Written instruction:
Output all the material that follows, exactly as given.

## Begin Information shown

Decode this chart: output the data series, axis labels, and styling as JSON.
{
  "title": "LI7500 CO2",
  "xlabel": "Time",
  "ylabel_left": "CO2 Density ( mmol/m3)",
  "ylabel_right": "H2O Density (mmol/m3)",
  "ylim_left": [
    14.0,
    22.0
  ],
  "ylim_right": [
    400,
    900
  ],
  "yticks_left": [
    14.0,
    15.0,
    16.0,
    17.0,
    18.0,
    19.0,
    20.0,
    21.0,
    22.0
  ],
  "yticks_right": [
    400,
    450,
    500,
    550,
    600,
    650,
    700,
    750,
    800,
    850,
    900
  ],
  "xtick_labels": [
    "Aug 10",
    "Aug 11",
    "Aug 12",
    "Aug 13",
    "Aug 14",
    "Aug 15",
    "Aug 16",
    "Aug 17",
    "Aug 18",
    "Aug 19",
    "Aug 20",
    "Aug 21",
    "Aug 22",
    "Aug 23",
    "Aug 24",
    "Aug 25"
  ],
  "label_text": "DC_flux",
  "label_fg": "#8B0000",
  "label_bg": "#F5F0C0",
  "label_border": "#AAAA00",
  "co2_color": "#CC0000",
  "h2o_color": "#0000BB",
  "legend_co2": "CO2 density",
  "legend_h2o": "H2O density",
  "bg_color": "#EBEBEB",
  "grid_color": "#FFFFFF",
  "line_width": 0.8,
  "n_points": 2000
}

## End Information shown

Task answer:
Decode this chart: output the data series, axis labels, and styling as JSON.
{
  "title": "LI7500 CO2",
  "xlabel": "Time",
  "ylabel_left": "CO2 Density ( mmol/m3)",
  "ylabel_right": "H2O Density (mmol/m3)",
  "ylim_left": [
    14.0,
    22.0
  ],
  "ylim_right": [
    400,
    900
  ],
  "yticks_left": [
    14.0,
    15.0,
    16.0,
    17.0,
    18.0,
    19.0,
    20.0,
    21.0,
    22.0
  ],
  "yticks_right": [
    400,
    450,
    500,
    550,
    600,
    650,
    700,
    750,
    800,
    850,
    900
  ],
  "xtick_labels": [
    "Aug 10",
    "Aug 11",
    "Aug 12",
    "Aug 13",
    "Aug 14",
    "Aug 15",
    "Aug 16",
    "Aug 17",
    "Aug 18",
    "Aug 19",
    "Aug 20",
    "Aug 21",
    "Aug 22",
    "Aug 23",
    "Aug 24",
    "Aug 25"
  ],
  "label_text": "DC_flux",
  "label_fg": "#8B0000",
  "label_bg": "#F5F0C0",
  "label_border": "#AAAA00",
  "co2_color": "#CC0000",
  "h2o_color": "#0000BB",
  "legend_co2": "CO2 density",
  "legend_h2o": "H2O density",
  "bg_color": "#EBEBEB",
  "grid_color": "#FFFFFF",
  "line_width": 0.8,
  "n_points": 2000
}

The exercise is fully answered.